Todd Pace

Personal information
- Full name: Todd H. Pace
- National team: USA
- Born: July 23, 1968 (age 58) Houston, Texas, United States
- Education: SMU BS Economics 1990 Nova Southeastern MBA 2003
- Occupations: Business and Sales Admin., Healthcare

Sport
- Sport: Swimming
- Event: 50, 100 freestyle
- Strokes: Freestyle
- Club: Cypress Fairbanks Swim Club
- College team: Southern Methodist University

Medal record
Representing United States
Pan American Games
| Gold medal – first place | 1991 Havana | 50m freestyle |

= Todd Pace =

American swimmer

Todd Pace is an American competitive swimmer who competed for Southern Methodist University. He was a member of the US national swim team, competing in sprint events for over six years at the international level.

== Early life ==
Pace was born around July 23, 1968 in greater Houston, Texas, and began swimming with Cypress Fairbanks Swim Club by 1984, around the age of 16. At Cypress Fairbanks, he was coached in 1968 by Clayton Cagle. He attended Westfield High School in the Spring Independent School District in Houston, TX and was on the varsity team specializing in freestyle. In March, 1986, competing for Westfield High in the University Interscholastic League State Championships, Pace won the 50-yard freestyle in a time of 20.35.2, and the 100 freestyle in a time of 45.39.

Short task 1 »
In the Todd Pace article, in which event did he win gold at the 1991 Pan American Games in Havana?

Items »

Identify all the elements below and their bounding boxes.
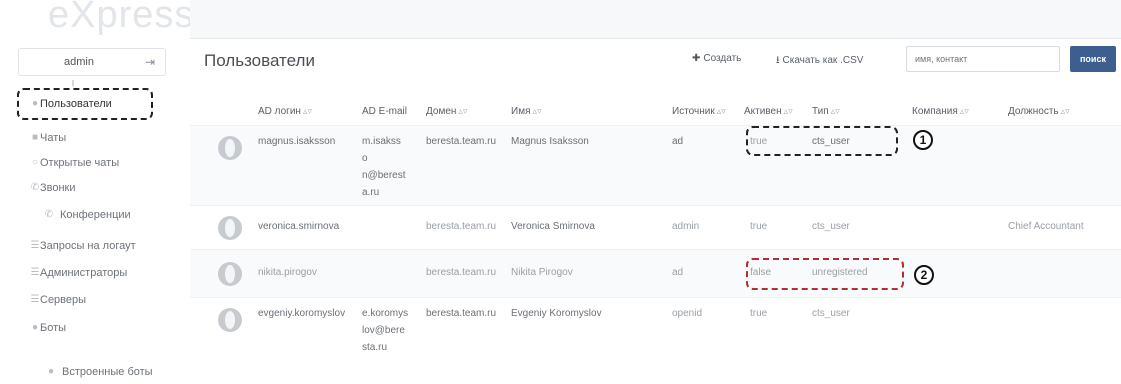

...

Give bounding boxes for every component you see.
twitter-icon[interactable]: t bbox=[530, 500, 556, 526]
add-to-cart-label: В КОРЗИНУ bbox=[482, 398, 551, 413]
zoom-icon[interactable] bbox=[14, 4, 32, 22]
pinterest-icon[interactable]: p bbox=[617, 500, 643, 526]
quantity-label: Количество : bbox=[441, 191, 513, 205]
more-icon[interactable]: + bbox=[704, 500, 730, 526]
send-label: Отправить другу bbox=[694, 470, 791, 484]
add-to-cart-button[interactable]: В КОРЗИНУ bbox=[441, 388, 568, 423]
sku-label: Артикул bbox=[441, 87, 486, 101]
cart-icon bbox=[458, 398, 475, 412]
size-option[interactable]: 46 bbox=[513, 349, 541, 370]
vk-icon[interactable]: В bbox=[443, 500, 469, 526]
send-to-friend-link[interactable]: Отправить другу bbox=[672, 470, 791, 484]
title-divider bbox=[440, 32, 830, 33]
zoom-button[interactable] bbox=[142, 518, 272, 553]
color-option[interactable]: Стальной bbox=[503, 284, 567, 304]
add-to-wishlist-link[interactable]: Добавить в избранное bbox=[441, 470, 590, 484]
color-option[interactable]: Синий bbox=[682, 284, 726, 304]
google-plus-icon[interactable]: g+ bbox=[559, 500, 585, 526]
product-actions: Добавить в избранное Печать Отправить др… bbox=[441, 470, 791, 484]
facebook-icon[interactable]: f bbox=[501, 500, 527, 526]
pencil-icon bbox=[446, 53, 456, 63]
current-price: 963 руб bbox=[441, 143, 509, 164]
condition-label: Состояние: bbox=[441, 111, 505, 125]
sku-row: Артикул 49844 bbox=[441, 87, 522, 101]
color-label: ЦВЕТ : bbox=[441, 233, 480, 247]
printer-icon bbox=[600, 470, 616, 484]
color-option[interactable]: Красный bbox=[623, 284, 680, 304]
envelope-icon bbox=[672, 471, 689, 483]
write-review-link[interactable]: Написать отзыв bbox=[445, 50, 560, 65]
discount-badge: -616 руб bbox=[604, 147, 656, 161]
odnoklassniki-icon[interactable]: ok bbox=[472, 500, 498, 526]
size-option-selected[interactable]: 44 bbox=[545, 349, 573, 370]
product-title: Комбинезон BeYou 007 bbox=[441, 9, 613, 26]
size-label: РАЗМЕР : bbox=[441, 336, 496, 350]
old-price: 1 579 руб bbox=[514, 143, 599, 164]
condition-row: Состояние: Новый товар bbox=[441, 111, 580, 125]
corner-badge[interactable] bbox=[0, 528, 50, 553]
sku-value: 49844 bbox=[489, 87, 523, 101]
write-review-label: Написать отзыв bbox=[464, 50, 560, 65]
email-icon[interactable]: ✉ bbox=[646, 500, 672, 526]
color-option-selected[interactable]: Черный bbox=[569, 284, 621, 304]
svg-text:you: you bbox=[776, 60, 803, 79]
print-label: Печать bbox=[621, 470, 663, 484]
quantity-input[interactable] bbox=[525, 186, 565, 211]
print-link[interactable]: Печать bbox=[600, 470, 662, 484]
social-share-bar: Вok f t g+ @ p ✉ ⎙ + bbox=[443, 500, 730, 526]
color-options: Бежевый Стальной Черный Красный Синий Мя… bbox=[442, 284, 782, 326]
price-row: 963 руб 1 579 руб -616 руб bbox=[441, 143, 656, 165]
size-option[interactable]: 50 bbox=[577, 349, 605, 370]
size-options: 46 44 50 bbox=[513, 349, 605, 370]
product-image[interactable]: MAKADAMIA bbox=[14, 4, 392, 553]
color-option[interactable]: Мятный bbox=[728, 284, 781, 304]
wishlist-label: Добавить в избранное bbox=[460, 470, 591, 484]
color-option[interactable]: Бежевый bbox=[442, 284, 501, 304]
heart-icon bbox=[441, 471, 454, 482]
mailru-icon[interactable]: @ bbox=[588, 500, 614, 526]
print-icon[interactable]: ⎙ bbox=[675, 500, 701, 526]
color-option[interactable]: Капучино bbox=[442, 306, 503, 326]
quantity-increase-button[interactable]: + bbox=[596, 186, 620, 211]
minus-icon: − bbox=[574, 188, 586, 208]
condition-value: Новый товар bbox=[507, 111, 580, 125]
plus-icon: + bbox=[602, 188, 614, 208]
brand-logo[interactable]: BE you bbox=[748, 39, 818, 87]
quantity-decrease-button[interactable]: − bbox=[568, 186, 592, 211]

Short task 2 »
Copy everything in the rows from the line containing "Give bounding boxes" down to the line containing "pencil-icon bbox=[446, 53, 456, 63]", including both of those lines.

Final result 1 »
The 50m freestyle.

Final result 2 »
Give bounding boxes for every component you see.
twitter-icon[interactable]: t bbox=[530, 500, 556, 526]
add-to-cart-label: В КОРЗИНУ bbox=[482, 398, 551, 413]
zoom-icon[interactable] bbox=[14, 4, 32, 22]
pinterest-icon[interactable]: p bbox=[617, 500, 643, 526]
quantity-label: Количество : bbox=[441, 191, 513, 205]
more-icon[interactable]: + bbox=[704, 500, 730, 526]
send-label: Отправить другу bbox=[694, 470, 791, 484]
add-to-cart-button[interactable]: В КОРЗИНУ bbox=[441, 388, 568, 423]
sku-label: Артикул bbox=[441, 87, 486, 101]
cart-icon bbox=[458, 398, 475, 412]
size-option[interactable]: 46 bbox=[513, 349, 541, 370]
vk-icon[interactable]: В bbox=[443, 500, 469, 526]
send-to-friend-link[interactable]: Отправить другу bbox=[672, 470, 791, 484]
title-divider bbox=[440, 32, 830, 33]
zoom-button[interactable] bbox=[142, 518, 272, 553]
color-option[interactable]: Стальной bbox=[503, 284, 567, 304]
add-to-wishlist-link[interactable]: Добавить в избранное bbox=[441, 470, 590, 484]
color-option[interactable]: Синий bbox=[682, 284, 726, 304]
google-plus-icon[interactable]: g+ bbox=[559, 500, 585, 526]
product-actions: Добавить в избранное Печать Отправить др… bbox=[441, 470, 791, 484]
facebook-icon[interactable]: f bbox=[501, 500, 527, 526]
pencil-icon bbox=[446, 53, 456, 63]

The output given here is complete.